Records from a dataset
++++++++++++++++++++

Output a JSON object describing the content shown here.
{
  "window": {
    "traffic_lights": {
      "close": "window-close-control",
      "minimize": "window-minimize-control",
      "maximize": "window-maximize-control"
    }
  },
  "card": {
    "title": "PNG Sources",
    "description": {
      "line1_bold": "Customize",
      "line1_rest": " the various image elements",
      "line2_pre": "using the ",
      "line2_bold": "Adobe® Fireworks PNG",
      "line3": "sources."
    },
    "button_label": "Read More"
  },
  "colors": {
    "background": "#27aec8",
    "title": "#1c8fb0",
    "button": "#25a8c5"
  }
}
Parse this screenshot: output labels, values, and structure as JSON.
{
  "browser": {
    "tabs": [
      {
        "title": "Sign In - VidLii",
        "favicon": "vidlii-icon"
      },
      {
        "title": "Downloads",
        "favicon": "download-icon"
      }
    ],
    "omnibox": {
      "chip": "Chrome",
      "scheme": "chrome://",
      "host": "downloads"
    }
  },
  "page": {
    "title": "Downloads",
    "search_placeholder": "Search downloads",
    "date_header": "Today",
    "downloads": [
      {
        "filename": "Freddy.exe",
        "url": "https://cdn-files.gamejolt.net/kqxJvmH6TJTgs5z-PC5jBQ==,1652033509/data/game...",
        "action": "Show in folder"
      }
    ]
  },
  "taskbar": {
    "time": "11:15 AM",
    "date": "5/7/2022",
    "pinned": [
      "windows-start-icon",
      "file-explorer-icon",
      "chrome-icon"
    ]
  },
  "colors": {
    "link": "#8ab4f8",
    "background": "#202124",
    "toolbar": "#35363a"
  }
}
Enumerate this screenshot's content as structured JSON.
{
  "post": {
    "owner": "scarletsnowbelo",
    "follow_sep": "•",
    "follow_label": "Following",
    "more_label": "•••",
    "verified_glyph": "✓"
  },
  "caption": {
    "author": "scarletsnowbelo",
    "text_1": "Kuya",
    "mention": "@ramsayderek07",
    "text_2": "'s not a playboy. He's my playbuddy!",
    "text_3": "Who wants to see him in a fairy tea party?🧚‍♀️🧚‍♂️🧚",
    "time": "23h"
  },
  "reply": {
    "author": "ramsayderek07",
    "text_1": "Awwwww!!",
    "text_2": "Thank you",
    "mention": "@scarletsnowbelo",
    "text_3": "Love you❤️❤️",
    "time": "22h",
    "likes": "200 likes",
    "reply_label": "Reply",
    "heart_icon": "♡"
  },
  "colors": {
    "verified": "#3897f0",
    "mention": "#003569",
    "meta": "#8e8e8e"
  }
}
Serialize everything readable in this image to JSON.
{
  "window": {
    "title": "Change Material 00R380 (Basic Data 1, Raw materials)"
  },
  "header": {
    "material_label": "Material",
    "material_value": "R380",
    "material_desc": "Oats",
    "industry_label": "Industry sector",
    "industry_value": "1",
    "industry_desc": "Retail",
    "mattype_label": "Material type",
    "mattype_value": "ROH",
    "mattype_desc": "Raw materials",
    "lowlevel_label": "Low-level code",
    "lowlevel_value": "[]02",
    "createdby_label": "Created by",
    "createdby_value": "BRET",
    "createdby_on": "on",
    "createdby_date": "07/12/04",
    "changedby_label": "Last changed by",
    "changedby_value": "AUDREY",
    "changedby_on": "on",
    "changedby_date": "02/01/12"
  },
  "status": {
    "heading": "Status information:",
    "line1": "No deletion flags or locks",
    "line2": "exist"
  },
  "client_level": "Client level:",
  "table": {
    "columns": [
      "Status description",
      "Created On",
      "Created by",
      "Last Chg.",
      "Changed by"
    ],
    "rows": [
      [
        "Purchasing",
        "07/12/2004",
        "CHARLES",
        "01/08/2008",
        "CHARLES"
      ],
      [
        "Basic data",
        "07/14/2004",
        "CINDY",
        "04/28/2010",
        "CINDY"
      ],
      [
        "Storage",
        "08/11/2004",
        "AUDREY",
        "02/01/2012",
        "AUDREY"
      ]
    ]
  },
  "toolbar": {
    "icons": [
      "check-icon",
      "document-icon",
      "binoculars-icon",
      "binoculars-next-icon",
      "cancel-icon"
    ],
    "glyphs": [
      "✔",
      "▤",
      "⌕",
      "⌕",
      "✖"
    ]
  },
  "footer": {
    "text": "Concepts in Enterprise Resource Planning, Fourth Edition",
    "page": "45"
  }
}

++++++++++++++++++++

[WORK TO DO] Reproduce the entire listing word for word.

[RESPONSE TO THE TASK]
Output a JSON object describing the content shown here.
{
  "window": {
    "traffic_lights": {
      "close": "window-close-control",
      "minimize": "window-minimize-control",
      "maximize": "window-maximize-control"
    }
  },
  "card": {
    "title": "PNG Sources",
    "description": {
      "line1_bold": "Customize",
      "line1_rest": " the various image elements",
      "line2_pre": "using the ",
      "line2_bold": "Adobe® Fireworks PNG",
      "line3": "sources."
    },
    "button_label": "Read More"
  },
  "colors": {
    "background": "#27aec8",
    "title": "#1c8fb0",
    "button": "#25a8c5"
  }
}
Parse this screenshot: output labels, values, and structure as JSON.
{
  "browser": {
    "tabs": [
      {
        "title": "Sign In - VidLii",
        "favicon": "vidlii-icon"
      },
      {
        "title": "Downloads",
        "favicon": "download-icon"
      }
    ],
    "omnibox": {
      "chip": "Chrome",
      "scheme": "chrome://",
      "host": "downloads"
    }
  },
  "page": {
    "title": "Downloads",
    "search_placeholder": "Search downloads",
    "date_header": "Today",
    "downloads": [
      {
        "filename": "Freddy.exe",
        "url": "https://cdn-files.gamejolt.net/kqxJvmH6TJTgs5z-PC5jBQ==,1652033509/data/game...",
        "action": "Show in folder"
      }
    ]
  },
  "taskbar": {
    "time": "11:15 AM",
    "date": "5/7/2022",
    "pinned": [
      "windows-start-icon",
      "file-explorer-icon",
      "chrome-icon"
    ]
  },
  "colors": {
    "link": "#8ab4f8",
    "background": "#202124",
    "toolbar": "#35363a"
  }
}
Enumerate this screenshot's content as structured JSON.
{
  "post": {
    "owner": "scarletsnowbelo",
    "follow_sep": "•",
    "follow_label": "Following",
    "more_label": "•••",
    "verified_glyph": "✓"
  },
  "caption": {
    "author": "scarletsnowbelo",
    "text_1": "Kuya",
    "mention": "@ramsayderek07",
    "text_2": "'s not a playboy. He's my playbuddy!",
    "text_3": "Who wants to see him in a fairy tea party?🧚‍♀️🧚‍♂️🧚",
    "time": "23h"
  },
  "reply": {
    "author": "ramsayderek07",
    "text_1": "Awwwww!!",
    "text_2": "Thank you",
    "mention": "@scarletsnowbelo",
    "text_3": "Love you❤️❤️",
    "time": "22h",
    "likes": "200 likes",
    "reply_label": "Reply",
    "heart_icon": "♡"
  },
  "colors": {
    "verified": "#3897f0",
    "mention": "#003569",
    "meta": "#8e8e8e"
  }
}
Serialize everything readable in this image to JSON.
{
  "window": {
    "title": "Change Material 00R380 (Basic Data 1, Raw materials)"
  },
  "header": {
    "material_label": "Material",
    "material_value": "R380",
    "material_desc": "Oats",
    "industry_label": "Industry sector",
    "industry_value": "1",
    "industry_desc": "Retail",
    "mattype_label": "Material type",
    "mattype_value": "ROH",
    "mattype_desc": "Raw materials",
    "lowlevel_label": "Low-level code",
    "lowlevel_value": "[]02",
    "createdby_label": "Created by",
    "createdby_value": "BRET",
    "createdby_on": "on",
    "createdby_date": "07/12/04",
    "changedby_label": "Last changed by",
    "changedby_value": "AUDREY",
    "changedby_on": "on",
    "changedby_date": "02/01/12"
  },
  "status": {
    "heading": "Status information:",
    "line1": "No deletion flags or locks",
    "line2": "exist"
  },
  "client_level": "Client level:",
  "table": {
    "columns": [
      "Status description",
      "Created On",
      "Created by",
      "Last Chg.",
      "Changed by"
    ],
    "rows": [
      [
        "Purchasing",
        "07/12/2004",
        "CHARLES",
        "01/08/2008",
        "CHARLES"
      ],
      [
        "Basic data",
        "07/14/2004",
        "CINDY",
        "04/28/2010",
        "CINDY"
      ],
      [
        "Storage",
        "08/11/2004",
        "AUDREY",
        "02/01/2012",
        "AUDREY"
      ]
    ]
  },
  "toolbar": {
    "icons": [
      "check-icon",
      "document-icon",
      "binoculars-icon",
      "binoculars-next-icon",
      "cancel-icon"
    ],
    "glyphs": [
      "✔",
      "▤",
      "⌕",
      "⌕",
      "✖"
    ]
  },
  "footer": {
    "text": "Concepts in Enterprise Resource Planning, Fourth Edition",
    "page": "45"
  }
}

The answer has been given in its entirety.